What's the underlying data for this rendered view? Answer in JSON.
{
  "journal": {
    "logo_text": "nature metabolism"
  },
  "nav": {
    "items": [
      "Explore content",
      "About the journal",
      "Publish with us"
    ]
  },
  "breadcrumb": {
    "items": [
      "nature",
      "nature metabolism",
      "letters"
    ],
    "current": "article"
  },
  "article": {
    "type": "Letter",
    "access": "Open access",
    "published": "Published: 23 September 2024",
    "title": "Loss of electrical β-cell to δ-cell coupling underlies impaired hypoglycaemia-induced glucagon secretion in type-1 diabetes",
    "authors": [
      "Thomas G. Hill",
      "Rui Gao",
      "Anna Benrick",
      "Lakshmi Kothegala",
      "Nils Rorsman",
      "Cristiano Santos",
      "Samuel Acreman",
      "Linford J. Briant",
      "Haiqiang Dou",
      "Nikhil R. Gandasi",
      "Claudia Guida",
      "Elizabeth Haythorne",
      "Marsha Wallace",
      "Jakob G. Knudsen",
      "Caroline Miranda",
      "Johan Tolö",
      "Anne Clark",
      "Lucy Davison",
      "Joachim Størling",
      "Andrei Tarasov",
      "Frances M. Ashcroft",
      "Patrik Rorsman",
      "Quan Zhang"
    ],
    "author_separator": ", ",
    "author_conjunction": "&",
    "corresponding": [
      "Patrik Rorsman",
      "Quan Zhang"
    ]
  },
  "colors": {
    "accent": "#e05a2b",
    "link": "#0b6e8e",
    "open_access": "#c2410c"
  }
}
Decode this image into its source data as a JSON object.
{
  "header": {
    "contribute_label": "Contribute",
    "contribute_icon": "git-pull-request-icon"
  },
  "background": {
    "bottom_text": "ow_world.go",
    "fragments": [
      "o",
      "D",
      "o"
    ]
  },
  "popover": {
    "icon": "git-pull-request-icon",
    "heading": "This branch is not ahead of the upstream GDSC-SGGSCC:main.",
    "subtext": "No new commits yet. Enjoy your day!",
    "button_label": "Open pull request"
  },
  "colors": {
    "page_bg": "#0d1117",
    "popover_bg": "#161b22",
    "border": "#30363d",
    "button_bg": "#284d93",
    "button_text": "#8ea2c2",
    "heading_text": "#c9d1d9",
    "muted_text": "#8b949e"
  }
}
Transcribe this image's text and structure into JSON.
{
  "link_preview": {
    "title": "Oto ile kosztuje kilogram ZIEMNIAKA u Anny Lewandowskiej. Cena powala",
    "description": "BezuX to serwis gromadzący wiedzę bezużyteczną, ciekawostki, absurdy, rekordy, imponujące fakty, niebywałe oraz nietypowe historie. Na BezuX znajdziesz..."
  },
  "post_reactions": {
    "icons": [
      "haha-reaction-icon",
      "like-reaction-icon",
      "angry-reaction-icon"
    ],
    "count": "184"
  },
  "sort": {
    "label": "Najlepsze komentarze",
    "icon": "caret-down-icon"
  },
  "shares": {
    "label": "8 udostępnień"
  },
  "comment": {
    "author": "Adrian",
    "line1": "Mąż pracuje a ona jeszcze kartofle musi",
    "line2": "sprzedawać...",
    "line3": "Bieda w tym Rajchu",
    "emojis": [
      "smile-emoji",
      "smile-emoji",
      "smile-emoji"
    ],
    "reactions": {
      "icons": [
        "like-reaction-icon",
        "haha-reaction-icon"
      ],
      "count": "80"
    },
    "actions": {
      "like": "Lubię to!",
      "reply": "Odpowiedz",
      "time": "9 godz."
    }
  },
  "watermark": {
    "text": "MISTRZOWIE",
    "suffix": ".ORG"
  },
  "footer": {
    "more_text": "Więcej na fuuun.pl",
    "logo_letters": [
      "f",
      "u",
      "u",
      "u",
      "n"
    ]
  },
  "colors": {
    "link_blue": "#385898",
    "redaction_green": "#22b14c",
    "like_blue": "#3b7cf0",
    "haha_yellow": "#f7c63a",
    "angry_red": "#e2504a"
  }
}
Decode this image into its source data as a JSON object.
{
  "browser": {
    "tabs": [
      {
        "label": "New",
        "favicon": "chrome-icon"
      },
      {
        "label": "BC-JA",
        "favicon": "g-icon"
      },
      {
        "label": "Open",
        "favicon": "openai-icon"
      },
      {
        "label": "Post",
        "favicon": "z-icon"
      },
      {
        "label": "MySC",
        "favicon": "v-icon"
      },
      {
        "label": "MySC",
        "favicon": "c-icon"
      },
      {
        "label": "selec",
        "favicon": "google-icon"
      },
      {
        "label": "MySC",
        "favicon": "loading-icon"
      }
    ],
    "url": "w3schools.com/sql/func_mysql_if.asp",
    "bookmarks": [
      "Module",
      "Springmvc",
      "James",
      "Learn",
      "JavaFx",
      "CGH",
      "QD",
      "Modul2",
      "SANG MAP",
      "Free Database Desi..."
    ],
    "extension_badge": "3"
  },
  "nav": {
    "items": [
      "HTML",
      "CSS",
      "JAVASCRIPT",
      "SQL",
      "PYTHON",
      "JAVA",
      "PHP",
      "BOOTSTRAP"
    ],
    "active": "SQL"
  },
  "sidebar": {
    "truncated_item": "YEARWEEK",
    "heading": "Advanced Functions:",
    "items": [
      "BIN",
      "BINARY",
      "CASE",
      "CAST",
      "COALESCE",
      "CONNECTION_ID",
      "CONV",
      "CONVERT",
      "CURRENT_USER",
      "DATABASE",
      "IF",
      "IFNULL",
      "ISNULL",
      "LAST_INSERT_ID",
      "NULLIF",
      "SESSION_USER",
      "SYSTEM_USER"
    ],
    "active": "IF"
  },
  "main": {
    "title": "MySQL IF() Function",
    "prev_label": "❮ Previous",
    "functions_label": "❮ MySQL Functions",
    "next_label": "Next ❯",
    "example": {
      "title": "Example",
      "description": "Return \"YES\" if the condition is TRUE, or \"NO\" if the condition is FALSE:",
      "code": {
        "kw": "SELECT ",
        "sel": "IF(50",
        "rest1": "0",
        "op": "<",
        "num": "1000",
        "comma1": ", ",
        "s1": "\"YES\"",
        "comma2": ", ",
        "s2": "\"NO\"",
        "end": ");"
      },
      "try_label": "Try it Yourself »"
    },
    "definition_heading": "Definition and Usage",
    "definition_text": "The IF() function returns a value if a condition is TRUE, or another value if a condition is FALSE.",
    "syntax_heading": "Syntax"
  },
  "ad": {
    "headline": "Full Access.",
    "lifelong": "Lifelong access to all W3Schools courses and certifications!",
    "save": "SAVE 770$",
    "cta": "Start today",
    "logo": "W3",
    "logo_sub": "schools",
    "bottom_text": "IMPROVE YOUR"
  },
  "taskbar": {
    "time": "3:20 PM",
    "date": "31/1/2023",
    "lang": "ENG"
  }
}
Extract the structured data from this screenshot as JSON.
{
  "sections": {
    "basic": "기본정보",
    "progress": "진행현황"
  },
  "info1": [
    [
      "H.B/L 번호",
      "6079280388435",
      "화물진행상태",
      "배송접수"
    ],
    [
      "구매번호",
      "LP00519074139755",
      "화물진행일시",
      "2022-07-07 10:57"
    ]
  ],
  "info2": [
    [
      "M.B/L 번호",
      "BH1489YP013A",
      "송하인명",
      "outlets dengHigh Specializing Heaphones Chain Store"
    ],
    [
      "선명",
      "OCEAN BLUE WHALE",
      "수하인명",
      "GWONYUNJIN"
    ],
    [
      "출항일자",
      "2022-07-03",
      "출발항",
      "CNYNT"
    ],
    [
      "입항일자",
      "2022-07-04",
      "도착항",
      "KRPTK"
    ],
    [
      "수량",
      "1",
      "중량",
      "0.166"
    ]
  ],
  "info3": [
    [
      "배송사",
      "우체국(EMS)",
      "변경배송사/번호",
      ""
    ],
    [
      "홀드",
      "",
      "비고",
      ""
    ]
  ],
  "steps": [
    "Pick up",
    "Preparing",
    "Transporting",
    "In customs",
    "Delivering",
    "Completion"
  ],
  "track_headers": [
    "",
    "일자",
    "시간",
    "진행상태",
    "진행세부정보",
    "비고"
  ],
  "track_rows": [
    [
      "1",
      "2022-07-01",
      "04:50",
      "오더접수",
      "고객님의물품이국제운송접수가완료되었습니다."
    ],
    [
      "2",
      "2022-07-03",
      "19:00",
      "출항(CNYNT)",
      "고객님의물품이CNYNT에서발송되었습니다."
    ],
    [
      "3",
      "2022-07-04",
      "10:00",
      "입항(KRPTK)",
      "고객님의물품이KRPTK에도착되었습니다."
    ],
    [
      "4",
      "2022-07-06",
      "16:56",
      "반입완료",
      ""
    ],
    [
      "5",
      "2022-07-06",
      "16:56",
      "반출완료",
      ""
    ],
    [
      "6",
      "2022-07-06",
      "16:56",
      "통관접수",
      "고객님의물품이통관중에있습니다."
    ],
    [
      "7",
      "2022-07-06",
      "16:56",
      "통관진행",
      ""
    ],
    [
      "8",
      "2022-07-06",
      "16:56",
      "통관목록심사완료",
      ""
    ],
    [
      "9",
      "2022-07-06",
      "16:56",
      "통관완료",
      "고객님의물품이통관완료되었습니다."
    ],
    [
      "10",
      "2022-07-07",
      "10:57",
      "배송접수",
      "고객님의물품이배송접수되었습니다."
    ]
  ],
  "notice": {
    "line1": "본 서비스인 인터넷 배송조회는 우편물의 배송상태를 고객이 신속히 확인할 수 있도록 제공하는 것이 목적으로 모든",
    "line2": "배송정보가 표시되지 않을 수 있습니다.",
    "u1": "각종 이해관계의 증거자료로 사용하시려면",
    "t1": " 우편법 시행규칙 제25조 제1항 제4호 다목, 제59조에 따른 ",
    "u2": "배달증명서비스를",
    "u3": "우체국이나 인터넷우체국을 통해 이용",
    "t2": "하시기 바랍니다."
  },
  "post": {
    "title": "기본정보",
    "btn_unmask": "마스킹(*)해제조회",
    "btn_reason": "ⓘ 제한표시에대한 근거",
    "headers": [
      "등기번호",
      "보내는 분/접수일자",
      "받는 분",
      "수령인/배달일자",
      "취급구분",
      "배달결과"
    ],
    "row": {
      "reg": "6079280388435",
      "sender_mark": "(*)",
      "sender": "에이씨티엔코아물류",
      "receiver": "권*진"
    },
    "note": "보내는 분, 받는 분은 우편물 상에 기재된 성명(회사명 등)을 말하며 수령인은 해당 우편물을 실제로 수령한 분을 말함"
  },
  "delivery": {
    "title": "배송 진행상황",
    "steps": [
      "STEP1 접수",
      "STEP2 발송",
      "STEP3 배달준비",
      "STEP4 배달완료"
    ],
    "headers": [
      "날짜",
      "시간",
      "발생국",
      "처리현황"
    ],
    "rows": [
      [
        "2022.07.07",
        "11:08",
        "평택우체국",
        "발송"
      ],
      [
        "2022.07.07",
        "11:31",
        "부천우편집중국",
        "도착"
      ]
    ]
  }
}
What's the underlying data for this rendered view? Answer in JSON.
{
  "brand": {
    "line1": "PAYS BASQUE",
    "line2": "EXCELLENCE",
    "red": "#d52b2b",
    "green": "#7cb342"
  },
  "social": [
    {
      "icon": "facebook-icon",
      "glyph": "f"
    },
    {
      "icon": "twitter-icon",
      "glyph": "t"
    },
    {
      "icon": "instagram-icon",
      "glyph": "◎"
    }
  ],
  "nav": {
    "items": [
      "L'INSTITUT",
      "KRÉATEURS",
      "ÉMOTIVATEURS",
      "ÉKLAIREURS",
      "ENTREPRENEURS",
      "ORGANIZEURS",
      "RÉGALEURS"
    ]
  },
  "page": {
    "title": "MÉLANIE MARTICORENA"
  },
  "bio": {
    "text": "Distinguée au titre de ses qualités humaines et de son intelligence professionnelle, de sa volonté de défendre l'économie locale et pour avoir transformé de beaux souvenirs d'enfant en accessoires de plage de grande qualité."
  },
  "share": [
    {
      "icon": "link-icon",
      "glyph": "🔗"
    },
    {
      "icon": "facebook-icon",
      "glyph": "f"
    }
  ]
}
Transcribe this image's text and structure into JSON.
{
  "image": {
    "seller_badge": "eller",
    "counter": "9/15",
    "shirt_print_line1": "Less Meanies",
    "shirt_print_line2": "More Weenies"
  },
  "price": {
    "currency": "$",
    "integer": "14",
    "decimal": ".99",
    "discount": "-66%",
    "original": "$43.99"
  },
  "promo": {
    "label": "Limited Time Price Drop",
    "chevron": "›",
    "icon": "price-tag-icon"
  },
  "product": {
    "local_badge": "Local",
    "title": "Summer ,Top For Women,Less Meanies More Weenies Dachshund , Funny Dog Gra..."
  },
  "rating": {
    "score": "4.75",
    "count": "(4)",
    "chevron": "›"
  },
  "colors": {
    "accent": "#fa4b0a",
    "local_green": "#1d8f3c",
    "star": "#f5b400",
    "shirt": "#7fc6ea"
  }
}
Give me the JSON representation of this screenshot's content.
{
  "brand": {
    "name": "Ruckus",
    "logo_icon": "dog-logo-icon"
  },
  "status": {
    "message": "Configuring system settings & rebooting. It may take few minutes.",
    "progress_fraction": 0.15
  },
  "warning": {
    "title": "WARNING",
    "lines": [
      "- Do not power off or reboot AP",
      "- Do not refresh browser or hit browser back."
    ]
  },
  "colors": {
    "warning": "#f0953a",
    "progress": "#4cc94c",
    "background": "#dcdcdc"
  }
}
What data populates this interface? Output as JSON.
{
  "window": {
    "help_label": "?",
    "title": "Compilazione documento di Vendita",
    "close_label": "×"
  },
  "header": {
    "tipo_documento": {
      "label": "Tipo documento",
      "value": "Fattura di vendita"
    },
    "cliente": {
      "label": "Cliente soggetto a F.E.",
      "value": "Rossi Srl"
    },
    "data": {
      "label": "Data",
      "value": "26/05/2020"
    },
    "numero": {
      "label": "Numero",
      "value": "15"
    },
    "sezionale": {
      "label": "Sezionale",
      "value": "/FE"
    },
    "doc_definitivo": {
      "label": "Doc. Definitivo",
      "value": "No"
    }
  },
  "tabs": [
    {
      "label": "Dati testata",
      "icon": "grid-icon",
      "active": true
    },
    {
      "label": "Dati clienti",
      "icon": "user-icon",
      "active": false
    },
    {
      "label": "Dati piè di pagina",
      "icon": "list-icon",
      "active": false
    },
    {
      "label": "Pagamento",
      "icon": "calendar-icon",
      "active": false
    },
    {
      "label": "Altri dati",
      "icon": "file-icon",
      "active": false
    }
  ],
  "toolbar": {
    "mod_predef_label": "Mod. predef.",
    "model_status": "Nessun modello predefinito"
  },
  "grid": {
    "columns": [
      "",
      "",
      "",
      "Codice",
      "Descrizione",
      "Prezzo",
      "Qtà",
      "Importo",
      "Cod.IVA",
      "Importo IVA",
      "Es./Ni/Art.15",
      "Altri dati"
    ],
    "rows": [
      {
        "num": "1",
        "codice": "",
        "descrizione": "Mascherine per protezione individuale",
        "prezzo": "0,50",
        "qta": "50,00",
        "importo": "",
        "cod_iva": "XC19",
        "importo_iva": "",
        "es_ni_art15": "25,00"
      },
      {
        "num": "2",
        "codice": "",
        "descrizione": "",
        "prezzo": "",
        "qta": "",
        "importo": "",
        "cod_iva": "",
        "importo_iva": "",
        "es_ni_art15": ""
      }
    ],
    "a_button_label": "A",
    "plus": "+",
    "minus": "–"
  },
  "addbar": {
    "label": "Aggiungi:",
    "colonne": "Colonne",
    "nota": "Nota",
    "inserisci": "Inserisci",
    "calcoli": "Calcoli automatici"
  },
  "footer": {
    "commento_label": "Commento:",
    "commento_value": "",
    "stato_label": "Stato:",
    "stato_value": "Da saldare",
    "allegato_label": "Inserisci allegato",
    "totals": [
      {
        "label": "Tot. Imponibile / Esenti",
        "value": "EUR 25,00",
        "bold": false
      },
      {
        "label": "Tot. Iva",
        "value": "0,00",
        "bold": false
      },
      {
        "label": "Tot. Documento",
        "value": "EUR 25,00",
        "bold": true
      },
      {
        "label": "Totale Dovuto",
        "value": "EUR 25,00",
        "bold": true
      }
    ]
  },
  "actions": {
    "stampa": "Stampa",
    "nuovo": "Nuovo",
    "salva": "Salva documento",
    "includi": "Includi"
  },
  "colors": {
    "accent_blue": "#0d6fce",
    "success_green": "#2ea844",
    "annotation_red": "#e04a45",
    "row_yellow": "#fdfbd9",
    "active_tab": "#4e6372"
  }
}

——————

Short exercise: Copy each line of the preceding data that contains the string "content".

Solution to the problem:
      "Explore content",
Give me the JSON representation of this screenshot's content.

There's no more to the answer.